■ Job: In the copy, include every entry exactly but none of the images.

■ Data shown:
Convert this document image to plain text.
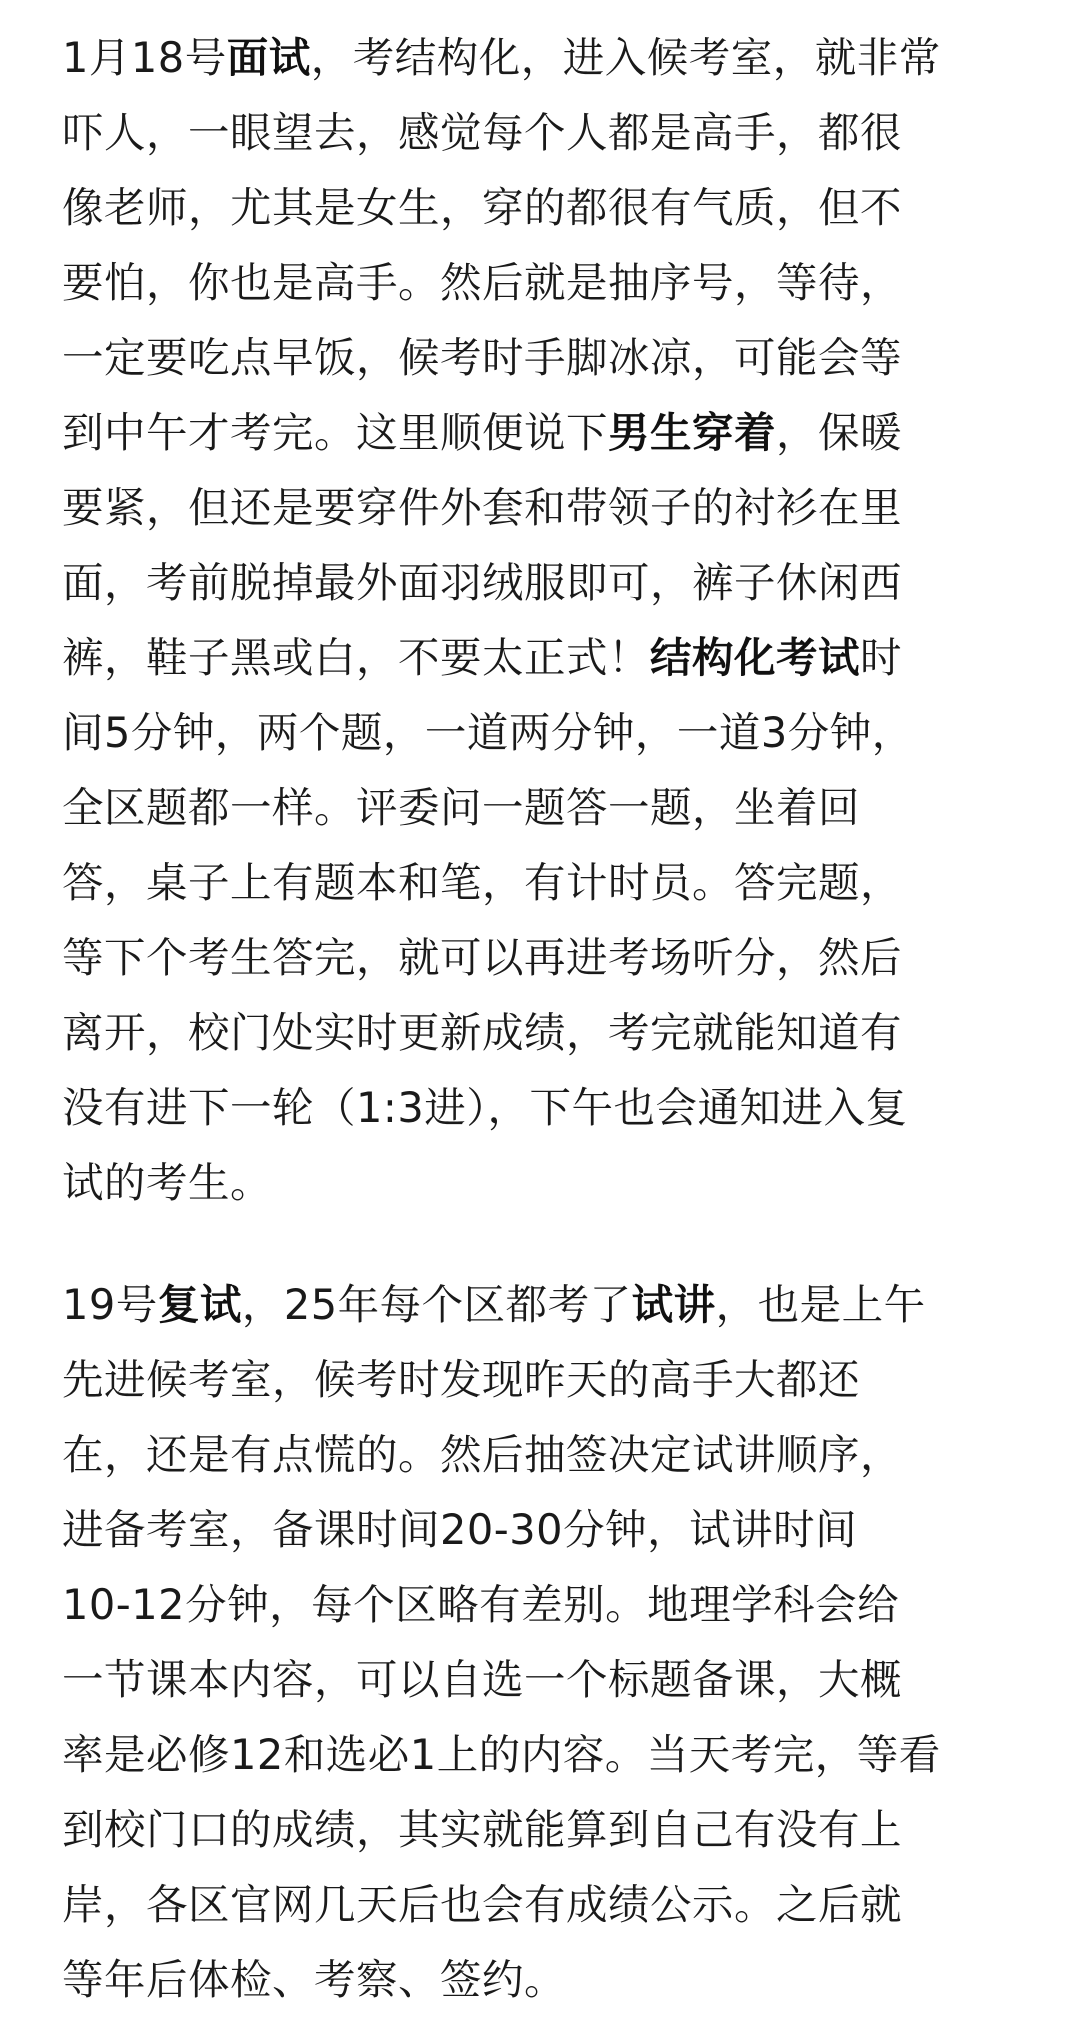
1月18号面试，考结构化，进入候考室，就非常
吓人，一眼望去，感觉每个人都是高手，都很
像老师，尤其是女生，穿的都很有气质，但不
要怕，你也是高手。然后就是抽序号，等待，
一定要吃点早饭，候考时手脚冰凉，可能会等
到中午才考完。这里顺便说下男生穿着，保暖
要紧，但还是要穿件外套和带领子的衬衫在里
面，考前脱掉最外面羽绒服即可，裤子休闲西
裤，鞋子黑或白，不要太正式！结构化考试时
间5分钟，两个题，一道两分钟，一道3分钟，
全区题都一样。评委问一题答一题，坐着回
答，桌子上有题本和笔，有计时员。答完题，
等下个考生答完，就可以再进考场听分，然后
离开，校门处实时更新成绩，考完就能知道有
没有进下一轮（1:3进），下午也会通知进入复
试的考生。
19号复试，25年每个区都考了试讲，也是上午
先进候考室，候考时发现昨天的高手大都还
在，还是有点慌的。然后抽签决定试讲顺序，
进备考室，备课时间20-30分钟，试讲时间
10-12分钟，每个区略有差别。地理学科会给
一节课本内容，可以自选一个标题备课，大概
率是必修12和选必1上的内容。当天考完，等看
到校门口的成绩，其实就能算到自己有没有上
岸，各区官网几天后也会有成绩公示。之后就
等年后体检、考察、签约。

■ Complete answer:
Convert this document image to plain text.
1月18号面试，考结构化，进入候考室，就非常
吓人，一眼望去，感觉每个人都是高手，都很
像老师，尤其是女生，穿的都很有气质，但不
要怕，你也是高手。然后就是抽序号，等待，
一定要吃点早饭，候考时手脚冰凉，可能会等
到中午才考完。这里顺便说下男生穿着，保暖
要紧，但还是要穿件外套和带领子的衬衫在里
面，考前脱掉最外面羽绒服即可，裤子休闲西
裤，鞋子黑或白，不要太正式！结构化考试时
间5分钟，两个题，一道两分钟，一道3分钟，
全区题都一样。评委问一题答一题，坐着回
答，桌子上有题本和笔，有计时员。答完题，
等下个考生答完，就可以再进考场听分，然后
离开，校门处实时更新成绩，考完就能知道有
没有进下一轮（1:3进），下午也会通知进入复
试的考生。
19号复试，25年每个区都考了试讲，也是上午
先进候考室，候考时发现昨天的高手大都还
在，还是有点慌的。然后抽签决定试讲顺序，
进备考室，备课时间20-30分钟，试讲时间
10-12分钟，每个区略有差别。地理学科会给
一节课本内容，可以自选一个标题备课，大概
率是必修12和选必1上的内容。当天考完，等看
到校门口的成绩，其实就能算到自己有没有上
岸，各区官网几天后也会有成绩公示。之后就
等年后体检、考察、签约。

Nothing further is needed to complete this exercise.